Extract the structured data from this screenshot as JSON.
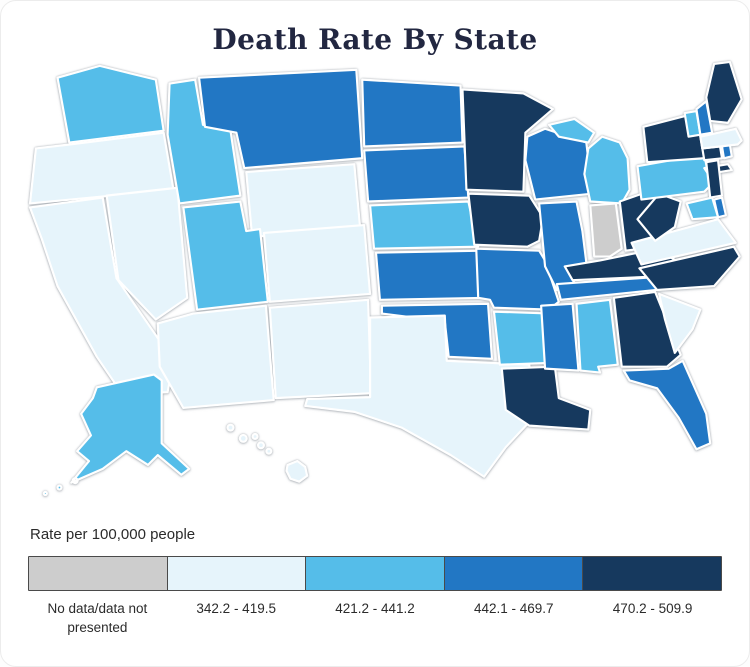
{
  "title": "Death Rate By State",
  "legend": {
    "caption": "Rate per 100,000 people",
    "categories": [
      {
        "id": "no-data",
        "label": "No data/data not presented",
        "color": "#cdcdcd"
      },
      {
        "id": "band-1",
        "label": "342.2 - 419.5",
        "color": "#e6f4fb"
      },
      {
        "id": "band-2",
        "label": "421.2 - 441.2",
        "color": "#55bde9"
      },
      {
        "id": "band-3",
        "label": "442.1 - 469.7",
        "color": "#2277c4"
      },
      {
        "id": "band-4",
        "label": "470.2 - 509.9",
        "color": "#16395e"
      }
    ]
  },
  "chart_data": {
    "type": "choropleth",
    "region": "United States",
    "title": "Death Rate By State",
    "unit_label": "Rate per 100,000 people",
    "legend_position": "bottom",
    "bands": [
      "No data/data not presented",
      "342.2 - 419.5",
      "421.2 - 441.2",
      "442.1 - 469.7",
      "470.2 - 509.9"
    ],
    "state_bands": {
      "WA": 2,
      "OR": 1,
      "CA": 1,
      "NV": 1,
      "ID": 2,
      "MT": 3,
      "WY": 1,
      "UT": 2,
      "CO": 1,
      "AZ": 1,
      "NM": 1,
      "ND": 3,
      "SD": 3,
      "NE": 2,
      "KS": 3,
      "OK": 3,
      "TX": 1,
      "MN": 4,
      "IA": 4,
      "MO": 3,
      "AR": 2,
      "LA": 4,
      "WI": 3,
      "IL": 3,
      "MI": 2,
      "IN": 0,
      "OH": 4,
      "KY": 4,
      "TN": 3,
      "MS": 3,
      "AL": 2,
      "GA": 4,
      "FL": 3,
      "SC": 1,
      "NC": 4,
      "VA": 1,
      "WV": 4,
      "PA": 2,
      "NY": 4,
      "NJ": 4,
      "CT": 4,
      "RI": 3,
      "MA": 1,
      "VT": 2,
      "NH": 3,
      "ME": 4,
      "DE": 3,
      "MD": 2,
      "AK": 2,
      "HI": 1
    }
  }
}
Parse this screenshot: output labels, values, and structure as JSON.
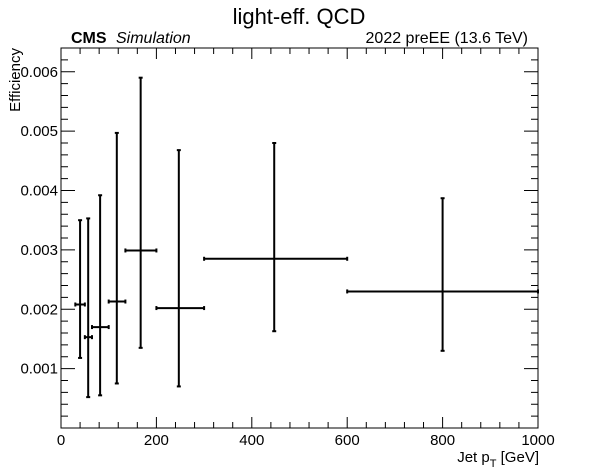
{
  "chart_data": {
    "type": "scatter",
    "title": "light-eff. QCD",
    "cms_label": "CMS",
    "cms_sublabel": "Simulation",
    "energy_label": "2022 preEE (13.6 TeV)",
    "xlabel_main": "Jet p",
    "xlabel_sub": "T",
    "xlabel_unit": " [GeV]",
    "ylabel": "Efficiency",
    "xlim": [
      0,
      1000
    ],
    "ylim": [
      0,
      0.0064
    ],
    "x_ticks": [
      0,
      200,
      400,
      600,
      800,
      1000
    ],
    "y_ticks": [
      0.001,
      0.002,
      0.003,
      0.004,
      0.005,
      0.006
    ],
    "x_tick_labels": [
      "0",
      "200",
      "400",
      "600",
      "800",
      "1000"
    ],
    "y_tick_labels": [
      "0.001",
      "0.002",
      "0.003",
      "0.004",
      "0.005",
      "0.006"
    ],
    "grid": false,
    "legend": "none",
    "color": "#000000",
    "points": [
      {
        "x": 40,
        "xlo": 30,
        "xhi": 50,
        "y": 0.00208,
        "ylo": 0.00118,
        "yhi": 0.0035
      },
      {
        "x": 57,
        "xlo": 50,
        "xhi": 65,
        "y": 0.00153,
        "ylo": 0.00052,
        "yhi": 0.00353
      },
      {
        "x": 82,
        "xlo": 65,
        "xhi": 100,
        "y": 0.0017,
        "ylo": 0.00055,
        "yhi": 0.00392
      },
      {
        "x": 117,
        "xlo": 100,
        "xhi": 135,
        "y": 0.00213,
        "ylo": 0.00075,
        "yhi": 0.00497
      },
      {
        "x": 167,
        "xlo": 135,
        "xhi": 200,
        "y": 0.00299,
        "ylo": 0.00135,
        "yhi": 0.0059
      },
      {
        "x": 247,
        "xlo": 200,
        "xhi": 300,
        "y": 0.00202,
        "ylo": 0.0007,
        "yhi": 0.00468
      },
      {
        "x": 447,
        "xlo": 300,
        "xhi": 600,
        "y": 0.00285,
        "ylo": 0.00163,
        "yhi": 0.0048
      },
      {
        "x": 800,
        "xlo": 600,
        "xhi": 1000,
        "y": 0.0023,
        "ylo": 0.0013,
        "yhi": 0.00387
      }
    ]
  }
}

--- --- ---

Return the whole listing, word for word, and leave out every picture.

Extract the structured data from this screenshot as JSON.
{
  "title": "Death Rate By State",
  "legend": {
    "caption": "Rate per 100,000 people",
    "categories": [
      {
        "id": "no-data",
        "label": "No data/data not presented",
        "color": "#cdcdcd"
      },
      {
        "id": "band-1",
        "label": "342.2 - 419.5",
        "color": "#e6f4fb"
      },
      {
        "id": "band-2",
        "label": "421.2 - 441.2",
        "color": "#55bde9"
      },
      {
        "id": "band-3",
        "label": "442.1 - 469.7",
        "color": "#2277c4"
      },
      {
        "id": "band-4",
        "label": "470.2 - 509.9",
        "color": "#16395e"
      }
    ]
  },
  "chart_data": {
    "type": "choropleth",
    "region": "United States",
    "title": "Death Rate By State",
    "unit_label": "Rate per 100,000 people",
    "legend_position": "bottom",
    "bands": [
      "No data/data not presented",
      "342.2 - 419.5",
      "421.2 - 441.2",
      "442.1 - 469.7",
      "470.2 - 509.9"
    ],
    "state_bands": {
      "WA": 2,
      "OR": 1,
      "CA": 1,
      "NV": 1,
      "ID": 2,
      "MT": 3,
      "WY": 1,
      "UT": 2,
      "CO": 1,
      "AZ": 1,
      "NM": 1,
      "ND": 3,
      "SD": 3,
      "NE": 2,
      "KS": 3,
      "OK": 3,
      "TX": 1,
      "MN": 4,
      "IA": 4,
      "MO": 3,
      "AR": 2,
      "LA": 4,
      "WI": 3,
      "IL": 3,
      "MI": 2,
      "IN": 0,
      "OH": 4,
      "KY": 4,
      "TN": 3,
      "MS": 3,
      "AL": 2,
      "GA": 4,
      "FL": 3,
      "SC": 1,
      "NC": 4,
      "VA": 1,
      "WV": 4,
      "PA": 2,
      "NY": 4,
      "NJ": 4,
      "CT": 4,
      "RI": 3,
      "MA": 1,
      "VT": 2,
      "NH": 3,
      "ME": 4,
      "DE": 3,
      "MD": 2,
      "AK": 2,
      "HI": 1
    }
  }
}
Parse this screenshot: output labels, values, and structure as JSON.
{
  "chart_data": {
    "type": "scatter",
    "title": "light-eff. QCD",
    "cms_label": "CMS",
    "cms_sublabel": "Simulation",
    "energy_label": "2022 preEE (13.6 TeV)",
    "xlabel_main": "Jet p",
    "xlabel_sub": "T",
    "xlabel_unit": " [GeV]",
    "ylabel": "Efficiency",
    "xlim": [
      0,
      1000
    ],
    "ylim": [
      0,
      0.0064
    ],
    "x_ticks": [
      0,
      200,
      400,
      600,
      800,
      1000
    ],
    "y_ticks": [
      0.001,
      0.002,
      0.003,
      0.004,
      0.005,
      0.006
    ],
    "x_tick_labels": [
      "0",
      "200",
      "400",
      "600",
      "800",
      "1000"
    ],
    "y_tick_labels": [
      "0.001",
      "0.002",
      "0.003",
      "0.004",
      "0.005",
      "0.006"
    ],
    "grid": false,
    "legend": "none",
    "color": "#000000",
    "points": [
      {
        "x": 40,
        "xlo": 30,
        "xhi": 50,
        "y": 0.00208,
        "ylo": 0.00118,
        "yhi": 0.0035
      },
      {
        "x": 57,
        "xlo": 50,
        "xhi": 65,
        "y": 0.00153,
        "ylo": 0.00052,
        "yhi": 0.00353
      },
      {
        "x": 82,
        "xlo": 65,
        "xhi": 100,
        "y": 0.0017,
        "ylo": 0.00055,
        "yhi": 0.00392
      },
      {
        "x": 117,
        "xlo": 100,
        "xhi": 135,
        "y": 0.00213,
        "ylo": 0.00075,
        "yhi": 0.00497
      },
      {
        "x": 167,
        "xlo": 135,
        "xhi": 200,
        "y": 0.00299,
        "ylo": 0.00135,
        "yhi": 0.0059
      },
      {
        "x": 247,
        "xlo": 200,
        "xhi": 300,
        "y": 0.00202,
        "ylo": 0.0007,
        "yhi": 0.00468
      },
      {
        "x": 447,
        "xlo": 300,
        "xhi": 600,
        "y": 0.00285,
        "ylo": 0.00163,
        "yhi": 0.0048
      },
      {
        "x": 800,
        "xlo": 600,
        "xhi": 1000,
        "y": 0.0023,
        "ylo": 0.0013,
        "yhi": 0.00387
      }
    ]
  }
}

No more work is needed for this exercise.